**Data to process**

——

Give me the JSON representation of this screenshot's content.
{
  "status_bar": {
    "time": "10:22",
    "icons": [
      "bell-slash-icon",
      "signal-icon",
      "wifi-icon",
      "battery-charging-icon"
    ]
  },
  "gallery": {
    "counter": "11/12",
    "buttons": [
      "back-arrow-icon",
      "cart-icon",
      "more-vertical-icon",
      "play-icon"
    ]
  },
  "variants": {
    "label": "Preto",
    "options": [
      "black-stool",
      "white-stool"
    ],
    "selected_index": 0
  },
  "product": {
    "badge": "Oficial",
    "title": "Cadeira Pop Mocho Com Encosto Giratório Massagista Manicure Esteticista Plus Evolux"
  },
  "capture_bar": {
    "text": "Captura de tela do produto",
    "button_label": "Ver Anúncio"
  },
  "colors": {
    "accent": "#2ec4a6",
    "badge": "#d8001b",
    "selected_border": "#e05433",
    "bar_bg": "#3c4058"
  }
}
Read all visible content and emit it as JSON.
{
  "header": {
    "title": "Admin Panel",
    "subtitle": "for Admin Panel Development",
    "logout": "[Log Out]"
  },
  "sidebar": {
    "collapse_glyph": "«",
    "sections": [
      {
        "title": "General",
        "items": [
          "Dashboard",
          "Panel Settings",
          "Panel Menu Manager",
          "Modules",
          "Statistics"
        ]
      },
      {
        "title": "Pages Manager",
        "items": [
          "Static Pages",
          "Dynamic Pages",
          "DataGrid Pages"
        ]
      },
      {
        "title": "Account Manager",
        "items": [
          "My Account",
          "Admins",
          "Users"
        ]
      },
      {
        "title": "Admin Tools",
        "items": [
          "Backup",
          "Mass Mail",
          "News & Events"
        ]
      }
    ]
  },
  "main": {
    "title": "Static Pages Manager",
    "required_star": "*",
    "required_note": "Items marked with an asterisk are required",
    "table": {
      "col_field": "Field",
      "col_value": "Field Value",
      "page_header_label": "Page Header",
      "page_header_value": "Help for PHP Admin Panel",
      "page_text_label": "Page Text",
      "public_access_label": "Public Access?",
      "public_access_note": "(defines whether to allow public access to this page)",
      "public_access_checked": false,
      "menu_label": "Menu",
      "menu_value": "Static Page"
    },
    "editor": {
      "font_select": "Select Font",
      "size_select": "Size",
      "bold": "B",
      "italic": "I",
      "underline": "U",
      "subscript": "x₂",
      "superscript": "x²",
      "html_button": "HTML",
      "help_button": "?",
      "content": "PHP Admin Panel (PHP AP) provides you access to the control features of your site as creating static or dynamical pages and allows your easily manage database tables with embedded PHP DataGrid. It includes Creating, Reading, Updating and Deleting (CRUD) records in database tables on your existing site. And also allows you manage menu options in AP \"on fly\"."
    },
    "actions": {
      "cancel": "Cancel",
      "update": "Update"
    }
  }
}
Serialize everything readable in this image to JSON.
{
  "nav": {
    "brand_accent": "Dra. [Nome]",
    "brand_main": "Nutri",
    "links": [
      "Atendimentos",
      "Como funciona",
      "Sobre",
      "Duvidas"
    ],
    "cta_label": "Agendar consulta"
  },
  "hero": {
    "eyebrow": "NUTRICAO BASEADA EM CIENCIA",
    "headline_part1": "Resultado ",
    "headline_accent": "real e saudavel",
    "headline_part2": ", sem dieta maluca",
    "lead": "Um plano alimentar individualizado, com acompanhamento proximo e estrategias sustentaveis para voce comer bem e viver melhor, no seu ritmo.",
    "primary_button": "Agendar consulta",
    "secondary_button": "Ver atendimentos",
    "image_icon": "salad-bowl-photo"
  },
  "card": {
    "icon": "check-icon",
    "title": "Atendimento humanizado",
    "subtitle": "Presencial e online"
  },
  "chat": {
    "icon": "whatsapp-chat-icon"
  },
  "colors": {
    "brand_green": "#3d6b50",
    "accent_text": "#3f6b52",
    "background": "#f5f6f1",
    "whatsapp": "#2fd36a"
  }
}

——

**Exercise requirements**
Return the entries in full, keeping every line exactly as it is.

**Written solution**
Give me the JSON representation of this screenshot's content.
{
  "status_bar": {
    "time": "10:22",
    "icons": [
      "bell-slash-icon",
      "signal-icon",
      "wifi-icon",
      "battery-charging-icon"
    ]
  },
  "gallery": {
    "counter": "11/12",
    "buttons": [
      "back-arrow-icon",
      "cart-icon",
      "more-vertical-icon",
      "play-icon"
    ]
  },
  "variants": {
    "label": "Preto",
    "options": [
      "black-stool",
      "white-stool"
    ],
    "selected_index": 0
  },
  "product": {
    "badge": "Oficial",
    "title": "Cadeira Pop Mocho Com Encosto Giratório Massagista Manicure Esteticista Plus Evolux"
  },
  "capture_bar": {
    "text": "Captura de tela do produto",
    "button_label": "Ver Anúncio"
  },
  "colors": {
    "accent": "#2ec4a6",
    "badge": "#d8001b",
    "selected_border": "#e05433",
    "bar_bg": "#3c4058"
  }
}
Read all visible content and emit it as JSON.
{
  "header": {
    "title": "Admin Panel",
    "subtitle": "for Admin Panel Development",
    "logout": "[Log Out]"
  },
  "sidebar": {
    "collapse_glyph": "«",
    "sections": [
      {
        "title": "General",
        "items": [
          "Dashboard",
          "Panel Settings",
          "Panel Menu Manager",
          "Modules",
          "Statistics"
        ]
      },
      {
        "title": "Pages Manager",
        "items": [
          "Static Pages",
          "Dynamic Pages",
          "DataGrid Pages"
        ]
      },
      {
        "title": "Account Manager",
        "items": [
          "My Account",
          "Admins",
          "Users"
        ]
      },
      {
        "title": "Admin Tools",
        "items": [
          "Backup",
          "Mass Mail",
          "News & Events"
        ]
      }
    ]
  },
  "main": {
    "title": "Static Pages Manager",
    "required_star": "*",
    "required_note": "Items marked with an asterisk are required",
    "table": {
      "col_field": "Field",
      "col_value": "Field Value",
      "page_header_label": "Page Header",
      "page_header_value": "Help for PHP Admin Panel",
      "page_text_label": "Page Text",
      "public_access_label": "Public Access?",
      "public_access_note": "(defines whether to allow public access to this page)",
      "public_access_checked": false,
      "menu_label": "Menu",
      "menu_value": "Static Page"
    },
    "editor": {
      "font_select": "Select Font",
      "size_select": "Size",
      "bold": "B",
      "italic": "I",
      "underline": "U",
      "subscript": "x₂",
      "superscript": "x²",
      "html_button": "HTML",
      "help_button": "?",
      "content": "PHP Admin Panel (PHP AP) provides you access to the control features of your site as creating static or dynamical pages and allows your easily manage database tables with embedded PHP DataGrid. It includes Creating, Reading, Updating and Deleting (CRUD) records in database tables on your existing site. And also allows you manage menu options in AP \"on fly\"."
    },
    "actions": {
      "cancel": "Cancel",
      "update": "Update"
    }
  }
}
Serialize everything readable in this image to JSON.
{
  "nav": {
    "brand_accent": "Dra. [Nome]",
    "brand_main": "Nutri",
    "links": [
      "Atendimentos",
      "Como funciona",
      "Sobre",
      "Duvidas"
    ],
    "cta_label": "Agendar consulta"
  },
  "hero": {
    "eyebrow": "NUTRICAO BASEADA EM CIENCIA",
    "headline_part1": "Resultado ",
    "headline_accent": "real e saudavel",
    "headline_part2": ", sem dieta maluca",
    "lead": "Um plano alimentar individualizado, com acompanhamento proximo e estrategias sustentaveis para voce comer bem e viver melhor, no seu ritmo.",
    "primary_button": "Agendar consulta",
    "secondary_button": "Ver atendimentos",
    "image_icon": "salad-bowl-photo"
  },
  "card": {
    "icon": "check-icon",
    "title": "Atendimento humanizado",
    "subtitle": "Presencial e online"
  },
  "chat": {
    "icon": "whatsapp-chat-icon"
  },
  "colors": {
    "brand_green": "#3d6b50",
    "accent_text": "#3f6b52",
    "background": "#f5f6f1",
    "whatsapp": "#2fd36a"
  }
}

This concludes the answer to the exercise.